=== Extract provided ===
--- BEGIN ---

It took eight long years of work and contacts, with some 30 U.S. and foreign agencies by the DEA, a mission that in the end bore several fruits, as the counter-narcotics agency managed to identify a complete network of money laundering and drug trafficking, in the process building an operation to capture and prosecute a couple of dozen Hezbollah agents.

This story was born, and is supported by, three direct testimonies of three protagonists of Project Cassandra: Jack Kelly, a veteran DEA supervisor considered the creator of the team; Derek Maltz, head of the DEA’s Special Operations Division; and David Asher, a DOD analyst specializing in illicit finance who was transferred to the unit during the investigation.

The story revealed by these three agents was published in an extensive report by Josh Meyer for POLITICO Magazine entitled: “The secret backstory of how Obama let Hezbollah off the hook”.

--- END ---

Translate this sentence from the Project Cassandra passage into Spanish, leaving the article title in English: "The story revealed by these three agents was published in an extensive report by Josh Meyer for POLITICO Magazine entitled: “The secret backstory of how Obama let Hezbollah off the hook”." The entries that follow have no connection to the Project Cassandra passage.

=== Recorded data ===
--- BEGIN ---

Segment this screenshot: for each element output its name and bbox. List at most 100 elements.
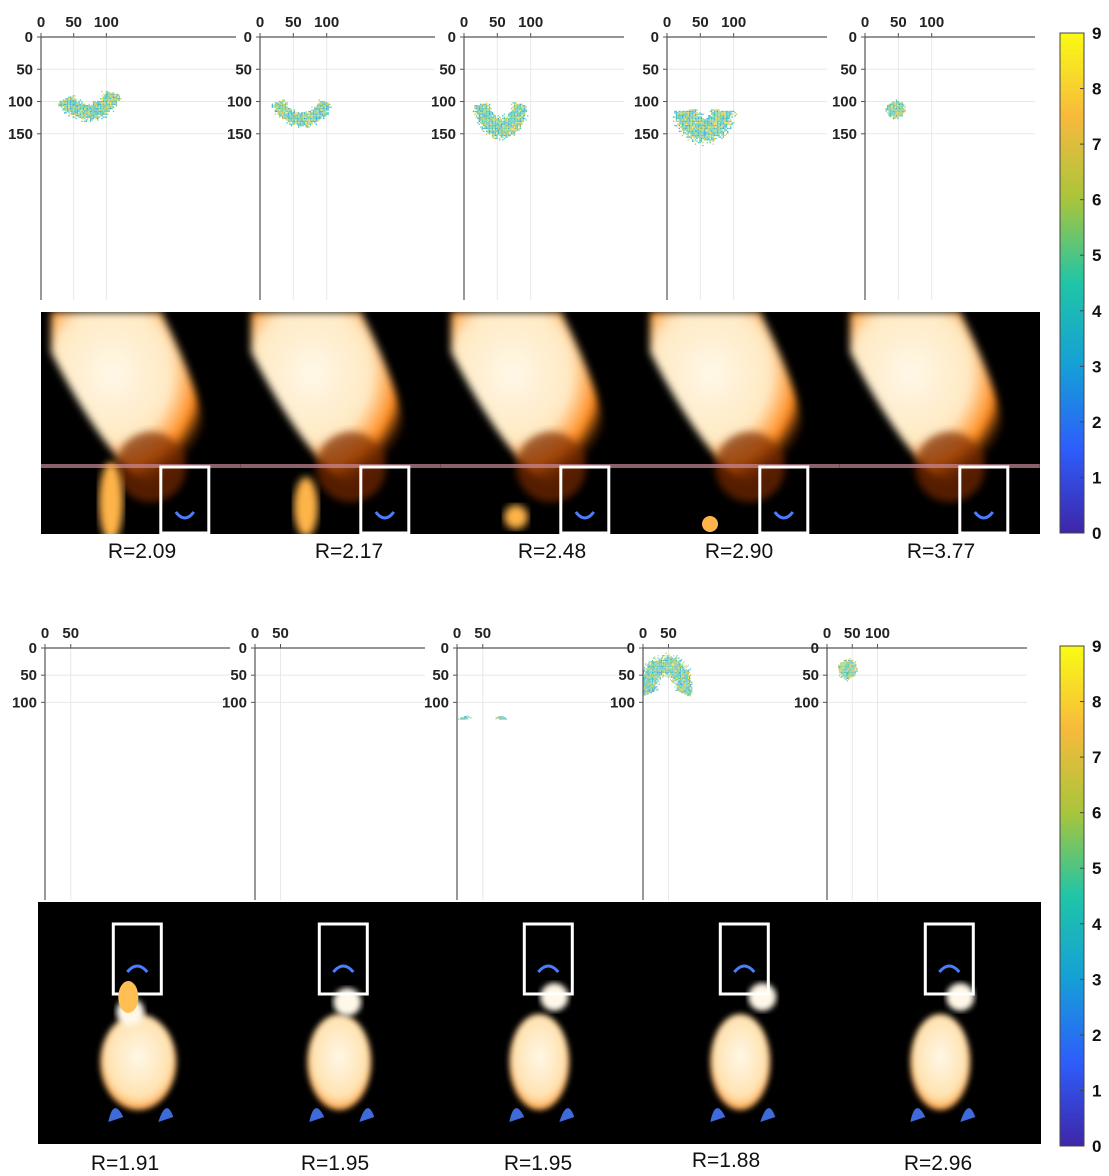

--- END ---
--- BEGIN ---

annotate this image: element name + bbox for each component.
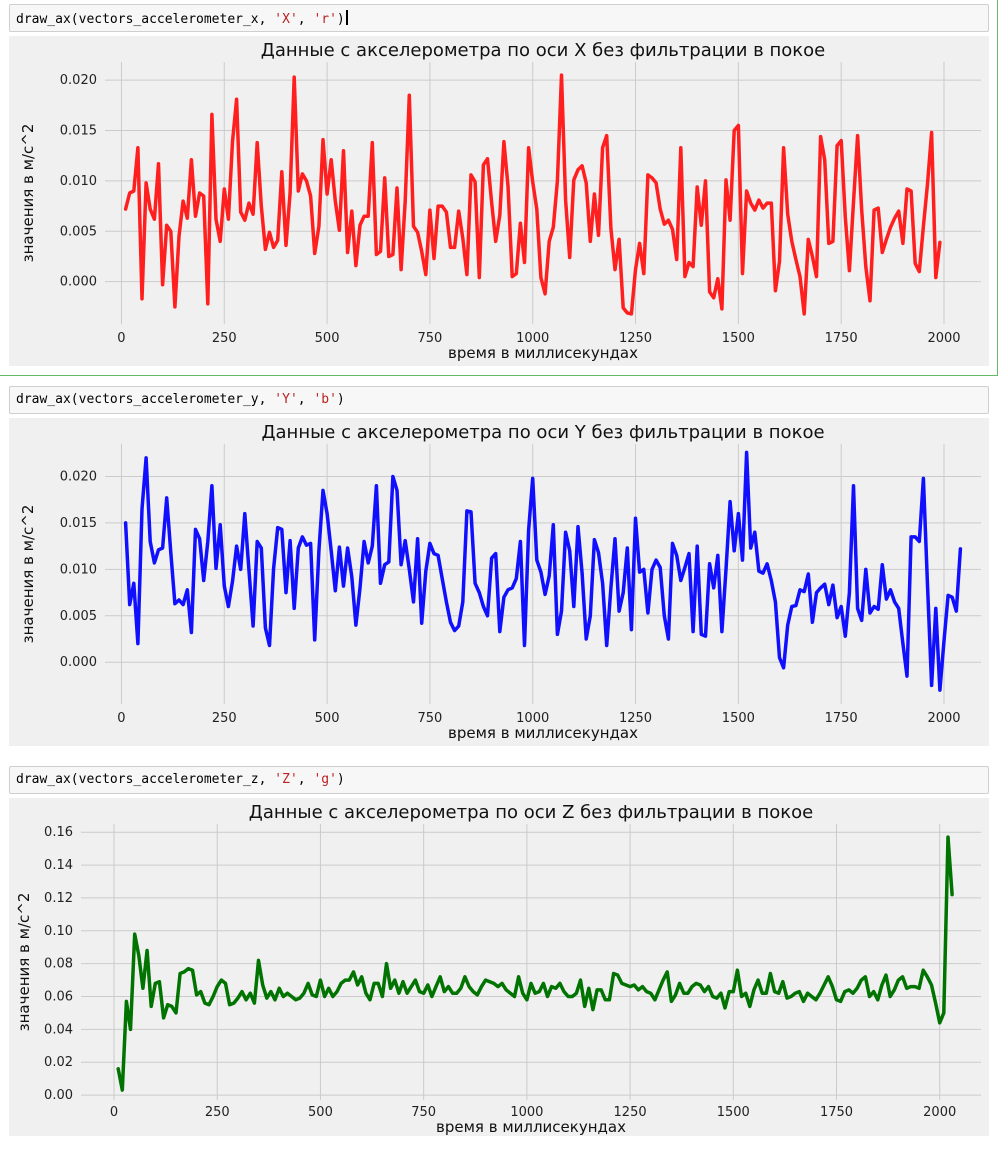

--- END ---
--- BEGIN ---

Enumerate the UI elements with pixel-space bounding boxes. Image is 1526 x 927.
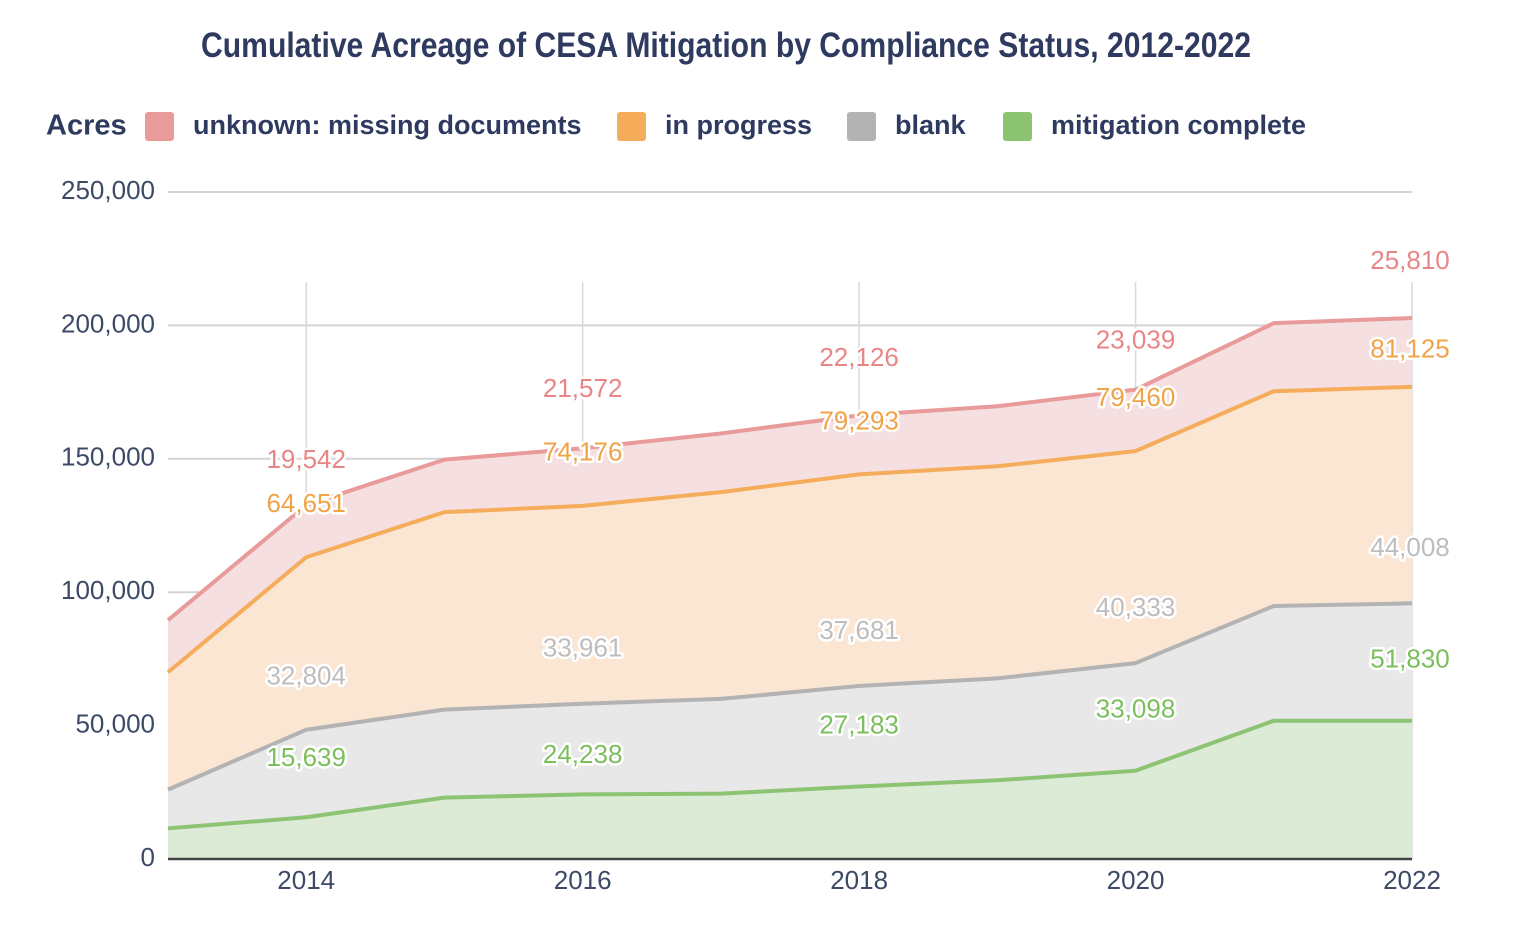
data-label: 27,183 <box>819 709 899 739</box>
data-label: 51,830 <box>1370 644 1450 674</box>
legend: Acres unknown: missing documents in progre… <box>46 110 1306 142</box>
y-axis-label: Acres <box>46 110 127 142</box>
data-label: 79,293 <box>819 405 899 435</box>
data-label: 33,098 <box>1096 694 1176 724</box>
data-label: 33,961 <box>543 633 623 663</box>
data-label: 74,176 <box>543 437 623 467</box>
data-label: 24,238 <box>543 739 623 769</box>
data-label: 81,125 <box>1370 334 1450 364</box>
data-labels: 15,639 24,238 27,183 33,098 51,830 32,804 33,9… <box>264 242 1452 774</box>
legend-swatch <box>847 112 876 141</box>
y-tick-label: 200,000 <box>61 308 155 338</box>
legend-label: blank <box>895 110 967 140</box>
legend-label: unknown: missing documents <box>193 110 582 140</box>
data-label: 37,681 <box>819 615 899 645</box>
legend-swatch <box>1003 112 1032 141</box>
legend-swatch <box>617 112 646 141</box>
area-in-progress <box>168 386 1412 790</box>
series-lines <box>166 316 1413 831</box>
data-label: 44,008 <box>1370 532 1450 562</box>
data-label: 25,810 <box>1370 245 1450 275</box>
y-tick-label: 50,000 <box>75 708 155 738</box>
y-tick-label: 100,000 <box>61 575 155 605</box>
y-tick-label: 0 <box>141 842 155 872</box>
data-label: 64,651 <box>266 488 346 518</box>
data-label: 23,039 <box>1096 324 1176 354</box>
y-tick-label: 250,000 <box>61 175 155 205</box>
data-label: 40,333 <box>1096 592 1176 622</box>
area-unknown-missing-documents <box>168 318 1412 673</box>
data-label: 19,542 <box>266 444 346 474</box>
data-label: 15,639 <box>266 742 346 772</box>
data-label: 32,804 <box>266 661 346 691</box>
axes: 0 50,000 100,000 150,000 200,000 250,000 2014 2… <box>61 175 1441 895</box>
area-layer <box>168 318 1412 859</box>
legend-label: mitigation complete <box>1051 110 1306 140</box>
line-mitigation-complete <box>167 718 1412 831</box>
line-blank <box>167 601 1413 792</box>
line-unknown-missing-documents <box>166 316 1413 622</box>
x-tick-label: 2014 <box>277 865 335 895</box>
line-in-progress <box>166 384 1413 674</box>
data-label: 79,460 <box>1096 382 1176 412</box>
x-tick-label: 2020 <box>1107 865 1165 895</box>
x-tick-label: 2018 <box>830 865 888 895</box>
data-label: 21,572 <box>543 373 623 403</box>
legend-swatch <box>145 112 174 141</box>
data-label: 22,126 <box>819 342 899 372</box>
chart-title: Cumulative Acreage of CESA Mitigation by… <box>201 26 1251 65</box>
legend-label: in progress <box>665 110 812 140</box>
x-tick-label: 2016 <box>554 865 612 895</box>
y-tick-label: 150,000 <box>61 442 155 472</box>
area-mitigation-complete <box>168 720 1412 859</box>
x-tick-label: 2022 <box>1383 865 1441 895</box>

--- END ---

=== Finished answer ===
La historia revelada por estos tres agentes fue publicada en un extenso reportaje de Josh Meyer para POLITICO Magazine titulado: “The secret backstory of how Obama let Hezbollah off the hook”.